- **GIVEN TASK**: Return the records that follow unaltered. Omit every picture.

Dataset records:
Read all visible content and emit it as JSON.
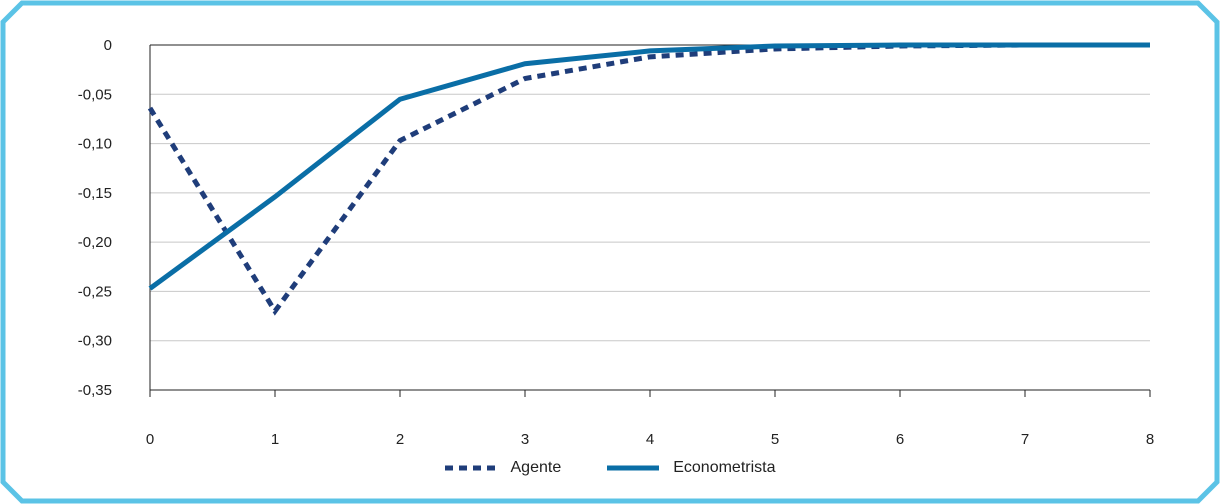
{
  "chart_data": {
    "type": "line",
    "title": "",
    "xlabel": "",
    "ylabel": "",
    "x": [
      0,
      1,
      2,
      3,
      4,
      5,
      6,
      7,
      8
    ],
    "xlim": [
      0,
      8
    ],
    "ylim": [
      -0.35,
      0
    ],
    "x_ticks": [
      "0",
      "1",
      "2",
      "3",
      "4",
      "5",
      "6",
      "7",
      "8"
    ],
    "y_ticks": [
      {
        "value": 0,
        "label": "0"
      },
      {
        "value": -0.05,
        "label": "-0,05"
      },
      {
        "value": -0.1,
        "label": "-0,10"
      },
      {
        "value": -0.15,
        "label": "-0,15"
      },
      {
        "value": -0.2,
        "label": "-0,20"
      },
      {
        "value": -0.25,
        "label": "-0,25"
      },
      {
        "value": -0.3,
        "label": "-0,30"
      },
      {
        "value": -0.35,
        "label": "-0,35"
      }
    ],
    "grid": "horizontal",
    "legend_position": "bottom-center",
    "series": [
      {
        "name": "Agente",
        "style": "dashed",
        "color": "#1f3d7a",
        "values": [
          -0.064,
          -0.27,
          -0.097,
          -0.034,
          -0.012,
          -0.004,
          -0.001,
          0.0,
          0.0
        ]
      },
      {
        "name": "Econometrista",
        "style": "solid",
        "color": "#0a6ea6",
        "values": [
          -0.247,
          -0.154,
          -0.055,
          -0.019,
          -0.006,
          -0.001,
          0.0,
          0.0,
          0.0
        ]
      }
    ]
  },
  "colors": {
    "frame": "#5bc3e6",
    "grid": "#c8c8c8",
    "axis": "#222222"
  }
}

- **TASK SOLUTION**:
Read all visible content and emit it as JSON.
{
  "chart_data": {
    "type": "line",
    "title": "",
    "xlabel": "",
    "ylabel": "",
    "x": [
      0,
      1,
      2,
      3,
      4,
      5,
      6,
      7,
      8
    ],
    "xlim": [
      0,
      8
    ],
    "ylim": [
      -0.35,
      0
    ],
    "x_ticks": [
      "0",
      "1",
      "2",
      "3",
      "4",
      "5",
      "6",
      "7",
      "8"
    ],
    "y_ticks": [
      {
        "value": 0,
        "label": "0"
      },
      {
        "value": -0.05,
        "label": "-0,05"
      },
      {
        "value": -0.1,
        "label": "-0,10"
      },
      {
        "value": -0.15,
        "label": "-0,15"
      },
      {
        "value": -0.2,
        "label": "-0,20"
      },
      {
        "value": -0.25,
        "label": "-0,25"
      },
      {
        "value": -0.3,
        "label": "-0,30"
      },
      {
        "value": -0.35,
        "label": "-0,35"
      }
    ],
    "grid": "horizontal",
    "legend_position": "bottom-center",
    "series": [
      {
        "name": "Agente",
        "style": "dashed",
        "color": "#1f3d7a",
        "values": [
          -0.064,
          -0.27,
          -0.097,
          -0.034,
          -0.012,
          -0.004,
          -0.001,
          0.0,
          0.0
        ]
      },
      {
        "name": "Econometrista",
        "style": "solid",
        "color": "#0a6ea6",
        "values": [
          -0.247,
          -0.154,
          -0.055,
          -0.019,
          -0.006,
          -0.001,
          0.0,
          0.0,
          0.0
        ]
      }
    ]
  },
  "colors": {
    "frame": "#5bc3e6",
    "grid": "#c8c8c8",
    "axis": "#222222"
  }
}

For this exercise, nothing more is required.